What the exercise asks
Going through the material below, please gather all lines with the word "մասնաբաժինը" in them.

::: Raw data

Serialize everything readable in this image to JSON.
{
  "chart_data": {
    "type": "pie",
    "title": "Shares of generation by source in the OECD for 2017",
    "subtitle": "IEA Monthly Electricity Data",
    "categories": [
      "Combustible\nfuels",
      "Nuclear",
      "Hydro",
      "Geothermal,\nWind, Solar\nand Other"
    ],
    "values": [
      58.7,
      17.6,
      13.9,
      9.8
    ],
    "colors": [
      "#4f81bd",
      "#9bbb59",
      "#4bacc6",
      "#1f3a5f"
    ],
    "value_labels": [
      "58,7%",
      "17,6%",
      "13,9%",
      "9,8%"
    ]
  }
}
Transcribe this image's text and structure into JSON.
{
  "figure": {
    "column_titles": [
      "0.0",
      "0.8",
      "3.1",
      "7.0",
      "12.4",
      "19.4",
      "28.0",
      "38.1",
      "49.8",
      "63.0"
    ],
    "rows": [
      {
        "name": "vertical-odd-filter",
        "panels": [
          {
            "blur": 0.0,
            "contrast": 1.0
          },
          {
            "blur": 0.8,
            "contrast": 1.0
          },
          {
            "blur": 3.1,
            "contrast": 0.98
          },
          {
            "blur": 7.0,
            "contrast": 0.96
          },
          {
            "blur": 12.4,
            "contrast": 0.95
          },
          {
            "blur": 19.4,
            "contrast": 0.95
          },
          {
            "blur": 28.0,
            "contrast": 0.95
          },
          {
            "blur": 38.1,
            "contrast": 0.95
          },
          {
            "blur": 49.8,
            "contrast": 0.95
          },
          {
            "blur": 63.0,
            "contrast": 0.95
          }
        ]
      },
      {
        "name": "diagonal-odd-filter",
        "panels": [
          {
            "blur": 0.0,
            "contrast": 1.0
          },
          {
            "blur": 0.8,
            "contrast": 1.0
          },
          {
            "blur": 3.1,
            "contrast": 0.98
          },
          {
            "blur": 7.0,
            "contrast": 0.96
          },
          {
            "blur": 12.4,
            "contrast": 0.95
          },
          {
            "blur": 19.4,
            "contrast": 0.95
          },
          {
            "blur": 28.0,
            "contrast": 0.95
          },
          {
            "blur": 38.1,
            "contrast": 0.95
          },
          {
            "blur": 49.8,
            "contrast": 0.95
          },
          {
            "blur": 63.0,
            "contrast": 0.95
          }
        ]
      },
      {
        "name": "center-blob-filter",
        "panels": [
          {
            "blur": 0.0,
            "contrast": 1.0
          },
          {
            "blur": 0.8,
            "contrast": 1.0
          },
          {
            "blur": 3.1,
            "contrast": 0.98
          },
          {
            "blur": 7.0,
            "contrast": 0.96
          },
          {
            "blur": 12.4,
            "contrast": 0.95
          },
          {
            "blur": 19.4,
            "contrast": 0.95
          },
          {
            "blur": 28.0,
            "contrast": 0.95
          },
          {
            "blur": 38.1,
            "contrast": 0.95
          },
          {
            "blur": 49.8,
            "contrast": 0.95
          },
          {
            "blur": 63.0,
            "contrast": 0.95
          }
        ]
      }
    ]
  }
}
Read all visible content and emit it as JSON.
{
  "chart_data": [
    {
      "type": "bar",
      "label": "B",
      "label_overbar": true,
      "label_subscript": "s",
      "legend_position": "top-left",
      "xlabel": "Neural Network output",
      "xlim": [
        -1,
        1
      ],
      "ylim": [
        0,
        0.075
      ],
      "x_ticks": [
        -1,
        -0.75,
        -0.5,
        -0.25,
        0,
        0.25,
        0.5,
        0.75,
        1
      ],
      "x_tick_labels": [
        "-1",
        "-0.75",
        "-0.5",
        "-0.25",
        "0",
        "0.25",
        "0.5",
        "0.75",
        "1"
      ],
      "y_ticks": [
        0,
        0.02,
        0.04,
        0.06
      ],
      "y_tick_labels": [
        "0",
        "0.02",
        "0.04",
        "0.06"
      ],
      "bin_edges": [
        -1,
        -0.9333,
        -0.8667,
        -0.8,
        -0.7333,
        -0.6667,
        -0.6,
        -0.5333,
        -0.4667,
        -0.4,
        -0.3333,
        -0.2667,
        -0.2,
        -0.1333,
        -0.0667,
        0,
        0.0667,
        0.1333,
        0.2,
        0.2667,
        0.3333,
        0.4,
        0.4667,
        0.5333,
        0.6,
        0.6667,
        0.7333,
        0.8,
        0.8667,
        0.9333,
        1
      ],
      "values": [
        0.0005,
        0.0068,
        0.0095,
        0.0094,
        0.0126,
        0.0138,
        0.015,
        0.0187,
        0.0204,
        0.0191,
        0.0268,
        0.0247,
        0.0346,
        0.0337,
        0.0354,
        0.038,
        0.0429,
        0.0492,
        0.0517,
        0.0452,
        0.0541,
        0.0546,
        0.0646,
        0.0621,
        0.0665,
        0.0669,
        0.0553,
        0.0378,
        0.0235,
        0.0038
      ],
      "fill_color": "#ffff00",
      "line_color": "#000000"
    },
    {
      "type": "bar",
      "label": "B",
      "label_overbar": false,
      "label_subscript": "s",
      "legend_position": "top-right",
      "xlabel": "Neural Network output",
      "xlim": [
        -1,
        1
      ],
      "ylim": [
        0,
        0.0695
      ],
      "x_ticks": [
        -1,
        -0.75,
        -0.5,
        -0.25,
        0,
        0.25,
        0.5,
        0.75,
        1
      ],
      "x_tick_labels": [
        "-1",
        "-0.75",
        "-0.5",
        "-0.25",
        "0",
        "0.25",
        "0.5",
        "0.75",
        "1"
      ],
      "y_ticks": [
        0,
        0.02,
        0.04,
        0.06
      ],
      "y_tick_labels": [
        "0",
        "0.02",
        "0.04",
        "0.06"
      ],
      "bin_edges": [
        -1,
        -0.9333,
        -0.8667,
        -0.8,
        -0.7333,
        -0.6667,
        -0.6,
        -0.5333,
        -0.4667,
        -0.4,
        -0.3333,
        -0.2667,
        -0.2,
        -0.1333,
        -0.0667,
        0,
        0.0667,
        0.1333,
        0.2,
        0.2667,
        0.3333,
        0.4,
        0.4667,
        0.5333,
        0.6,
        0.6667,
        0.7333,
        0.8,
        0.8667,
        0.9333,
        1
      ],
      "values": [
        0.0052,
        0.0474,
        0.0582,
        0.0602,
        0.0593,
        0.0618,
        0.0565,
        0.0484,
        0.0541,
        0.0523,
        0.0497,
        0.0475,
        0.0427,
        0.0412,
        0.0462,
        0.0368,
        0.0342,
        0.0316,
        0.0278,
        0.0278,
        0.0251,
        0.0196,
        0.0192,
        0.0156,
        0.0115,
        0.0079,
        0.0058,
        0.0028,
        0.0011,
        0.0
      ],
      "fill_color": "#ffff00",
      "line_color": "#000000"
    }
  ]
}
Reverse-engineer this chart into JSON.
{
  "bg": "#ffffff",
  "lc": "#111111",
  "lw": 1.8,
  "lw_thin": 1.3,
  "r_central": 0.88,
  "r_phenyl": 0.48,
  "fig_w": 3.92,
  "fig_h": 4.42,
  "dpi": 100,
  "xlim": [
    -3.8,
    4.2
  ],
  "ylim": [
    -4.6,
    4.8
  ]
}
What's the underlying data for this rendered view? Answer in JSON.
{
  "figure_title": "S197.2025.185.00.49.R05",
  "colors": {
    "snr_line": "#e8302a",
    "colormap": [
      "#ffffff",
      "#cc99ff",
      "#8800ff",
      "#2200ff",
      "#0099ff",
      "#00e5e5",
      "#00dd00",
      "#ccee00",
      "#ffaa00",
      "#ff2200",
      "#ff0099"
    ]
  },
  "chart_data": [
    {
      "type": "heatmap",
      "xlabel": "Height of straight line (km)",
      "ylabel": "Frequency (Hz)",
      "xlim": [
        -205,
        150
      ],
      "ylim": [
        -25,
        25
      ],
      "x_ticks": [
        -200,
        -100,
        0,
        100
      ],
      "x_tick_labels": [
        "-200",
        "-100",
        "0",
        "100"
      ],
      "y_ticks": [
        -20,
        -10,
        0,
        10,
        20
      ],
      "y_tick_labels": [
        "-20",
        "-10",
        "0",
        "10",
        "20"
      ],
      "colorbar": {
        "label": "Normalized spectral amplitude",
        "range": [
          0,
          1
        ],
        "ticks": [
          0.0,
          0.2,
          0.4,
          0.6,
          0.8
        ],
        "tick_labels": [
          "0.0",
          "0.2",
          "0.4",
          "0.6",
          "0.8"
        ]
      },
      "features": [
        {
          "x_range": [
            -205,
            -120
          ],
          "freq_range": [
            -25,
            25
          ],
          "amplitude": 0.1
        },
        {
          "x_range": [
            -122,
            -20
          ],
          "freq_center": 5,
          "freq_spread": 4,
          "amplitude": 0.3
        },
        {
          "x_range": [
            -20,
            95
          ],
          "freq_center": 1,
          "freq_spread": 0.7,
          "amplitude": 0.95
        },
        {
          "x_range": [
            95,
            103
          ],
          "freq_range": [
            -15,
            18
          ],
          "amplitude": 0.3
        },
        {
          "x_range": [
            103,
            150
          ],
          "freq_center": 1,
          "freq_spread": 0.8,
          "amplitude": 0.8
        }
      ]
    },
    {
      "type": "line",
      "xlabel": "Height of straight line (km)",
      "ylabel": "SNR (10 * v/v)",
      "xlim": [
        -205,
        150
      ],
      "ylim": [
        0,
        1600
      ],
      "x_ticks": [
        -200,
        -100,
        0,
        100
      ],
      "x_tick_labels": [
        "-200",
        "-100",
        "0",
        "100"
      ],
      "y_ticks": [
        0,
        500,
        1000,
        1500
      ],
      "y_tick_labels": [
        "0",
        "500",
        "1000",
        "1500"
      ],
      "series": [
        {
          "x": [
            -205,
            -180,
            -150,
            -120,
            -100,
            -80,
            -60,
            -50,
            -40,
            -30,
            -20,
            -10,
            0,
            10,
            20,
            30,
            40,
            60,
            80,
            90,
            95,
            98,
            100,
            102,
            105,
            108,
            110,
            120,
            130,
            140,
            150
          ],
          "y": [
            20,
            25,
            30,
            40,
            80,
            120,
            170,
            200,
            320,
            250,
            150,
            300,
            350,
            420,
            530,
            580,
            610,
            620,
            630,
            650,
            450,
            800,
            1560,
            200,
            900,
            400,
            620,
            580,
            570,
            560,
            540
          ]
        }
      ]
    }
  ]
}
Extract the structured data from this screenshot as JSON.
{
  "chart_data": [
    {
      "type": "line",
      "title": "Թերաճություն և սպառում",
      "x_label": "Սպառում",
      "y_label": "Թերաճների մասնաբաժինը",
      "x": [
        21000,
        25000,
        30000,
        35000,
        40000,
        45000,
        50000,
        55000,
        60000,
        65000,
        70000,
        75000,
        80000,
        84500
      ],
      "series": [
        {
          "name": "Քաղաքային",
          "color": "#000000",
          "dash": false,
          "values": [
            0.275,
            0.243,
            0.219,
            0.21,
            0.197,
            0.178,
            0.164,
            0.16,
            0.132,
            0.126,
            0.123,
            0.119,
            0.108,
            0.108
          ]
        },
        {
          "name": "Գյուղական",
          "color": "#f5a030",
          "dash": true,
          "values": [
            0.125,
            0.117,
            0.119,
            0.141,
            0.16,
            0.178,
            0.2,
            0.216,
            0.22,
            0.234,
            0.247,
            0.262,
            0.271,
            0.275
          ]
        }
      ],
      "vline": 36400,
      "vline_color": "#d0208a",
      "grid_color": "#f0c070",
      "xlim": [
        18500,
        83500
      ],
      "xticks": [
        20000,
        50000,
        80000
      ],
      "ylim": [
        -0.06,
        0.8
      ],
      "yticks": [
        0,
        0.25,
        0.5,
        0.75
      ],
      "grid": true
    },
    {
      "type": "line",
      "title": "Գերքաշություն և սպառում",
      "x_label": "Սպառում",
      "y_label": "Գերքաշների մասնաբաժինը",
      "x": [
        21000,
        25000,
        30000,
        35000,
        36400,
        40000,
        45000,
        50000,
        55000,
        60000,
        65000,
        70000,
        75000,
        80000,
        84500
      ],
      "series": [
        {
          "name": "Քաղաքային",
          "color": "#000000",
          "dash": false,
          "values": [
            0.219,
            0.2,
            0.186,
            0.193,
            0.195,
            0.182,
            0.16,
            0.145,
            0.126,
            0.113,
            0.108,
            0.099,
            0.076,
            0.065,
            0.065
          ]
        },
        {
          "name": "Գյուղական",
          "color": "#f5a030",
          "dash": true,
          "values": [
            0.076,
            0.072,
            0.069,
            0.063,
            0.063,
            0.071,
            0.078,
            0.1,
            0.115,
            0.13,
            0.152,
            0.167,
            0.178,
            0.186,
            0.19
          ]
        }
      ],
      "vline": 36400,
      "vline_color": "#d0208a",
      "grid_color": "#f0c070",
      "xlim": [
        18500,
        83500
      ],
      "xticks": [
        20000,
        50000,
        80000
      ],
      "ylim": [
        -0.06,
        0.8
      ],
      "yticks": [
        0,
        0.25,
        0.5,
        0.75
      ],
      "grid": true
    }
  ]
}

::::::

Correct output
      "y_label": "Թերաճների մասնաբաժինը",
      "y_label": "Գերքաշների մասնաբաժինը",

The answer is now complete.